* Start Data to use *

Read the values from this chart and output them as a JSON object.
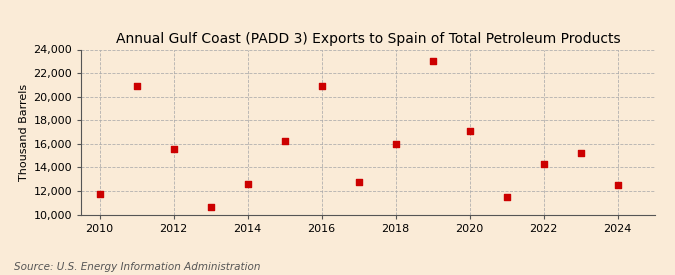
{
  "title": "Annual Gulf Coast (PADD 3) Exports to Spain of Total Petroleum Products",
  "ylabel": "Thousand Barrels",
  "source": "Source: U.S. Energy Information Administration",
  "background_color": "#faebd7",
  "years": [
    2010,
    2011,
    2012,
    2013,
    2014,
    2015,
    2016,
    2017,
    2018,
    2019,
    2020,
    2021,
    2022,
    2023,
    2024
  ],
  "values": [
    11700,
    20900,
    15600,
    10600,
    12600,
    16200,
    20900,
    12800,
    16000,
    23000,
    17100,
    11500,
    14300,
    15200,
    12500
  ],
  "marker_color": "#cc0000",
  "marker_size": 5,
  "ylim": [
    10000,
    24000
  ],
  "yticks": [
    10000,
    12000,
    14000,
    16000,
    18000,
    20000,
    22000,
    24000
  ],
  "xlim": [
    2009.5,
    2025.0
  ],
  "xticks": [
    2010,
    2012,
    2014,
    2016,
    2018,
    2020,
    2022,
    2024
  ],
  "grid_color": "#aaaaaa",
  "title_fontsize": 10,
  "axis_fontsize": 8,
  "tick_fontsize": 8,
  "source_fontsize": 7.5
}
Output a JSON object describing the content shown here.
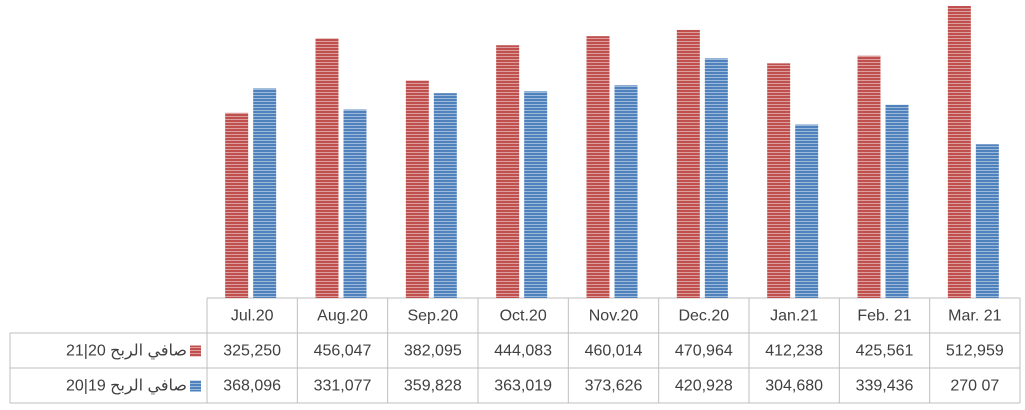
{
  "chart_data": {
    "type": "bar",
    "categories": [
      "Jul.20",
      "Aug.20",
      "Sep.20",
      "Oct.20",
      "Nov.20",
      "Dec.20",
      "Jan.21",
      "Feb. 21",
      "Mar. 21"
    ],
    "series": [
      {
        "name": "صافي الربح 20|21",
        "color": "#c0504d",
        "values": [
          325250,
          456047,
          382095,
          444083,
          460014,
          470964,
          412238,
          425561,
          512959
        ],
        "value_labels": [
          "325,250",
          "456,047",
          "382,095",
          "444,083",
          "460,014",
          "470,964",
          "412,238",
          "425,561",
          "512,959"
        ]
      },
      {
        "name": "صافي الربح 19|20",
        "color": "#4f81bd",
        "values": [
          368096,
          331077,
          359828,
          363019,
          373626,
          420928,
          304680,
          339436,
          270070
        ],
        "value_labels": [
          "368,096",
          "331,077",
          "359,828",
          "363,019",
          "373,626",
          "420,928",
          "304,680",
          "339,436",
          "270 07"
        ]
      }
    ],
    "ylim": [
      0,
      520000
    ]
  }
}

* End Data to use *

Copy every record above exactly as written, but leave out the pictures.

**Exercise result**
Read the values from this chart and output them as a JSON object.
{
  "title": "Annual Gulf Coast (PADD 3) Exports to Spain of Total Petroleum Products",
  "ylabel": "Thousand Barrels",
  "source": "Source: U.S. Energy Information Administration",
  "background_color": "#faebd7",
  "years": [
    2010,
    2011,
    2012,
    2013,
    2014,
    2015,
    2016,
    2017,
    2018,
    2019,
    2020,
    2021,
    2022,
    2023,
    2024
  ],
  "values": [
    11700,
    20900,
    15600,
    10600,
    12600,
    16200,
    20900,
    12800,
    16000,
    23000,
    17100,
    11500,
    14300,
    15200,
    12500
  ],
  "marker_color": "#cc0000",
  "marker_size": 5,
  "ylim": [
    10000,
    24000
  ],
  "yticks": [
    10000,
    12000,
    14000,
    16000,
    18000,
    20000,
    22000,
    24000
  ],
  "xlim": [
    2009.5,
    2025.0
  ],
  "xticks": [
    2010,
    2012,
    2014,
    2016,
    2018,
    2020,
    2022,
    2024
  ],
  "grid_color": "#aaaaaa",
  "title_fontsize": 10,
  "axis_fontsize": 8,
  "tick_fontsize": 8,
  "source_fontsize": 7.5
}
Output a JSON object describing the content shown here.
{
  "chart_data": {
    "type": "bar",
    "categories": [
      "Jul.20",
      "Aug.20",
      "Sep.20",
      "Oct.20",
      "Nov.20",
      "Dec.20",
      "Jan.21",
      "Feb. 21",
      "Mar. 21"
    ],
    "series": [
      {
        "name": "صافي الربح 20|21",
        "color": "#c0504d",
        "values": [
          325250,
          456047,
          382095,
          444083,
          460014,
          470964,
          412238,
          425561,
          512959
        ],
        "value_labels": [
          "325,250",
          "456,047",
          "382,095",
          "444,083",
          "460,014",
          "470,964",
          "412,238",
          "425,561",
          "512,959"
        ]
      },
      {
        "name": "صافي الربح 19|20",
        "color": "#4f81bd",
        "values": [
          368096,
          331077,
          359828,
          363019,
          373626,
          420928,
          304680,
          339436,
          270070
        ],
        "value_labels": [
          "368,096",
          "331,077",
          "359,828",
          "363,019",
          "373,626",
          "420,928",
          "304,680",
          "339,436",
          "270 07"
        ]
      }
    ],
    "ylim": [
      0,
      520000
    ]
  }
}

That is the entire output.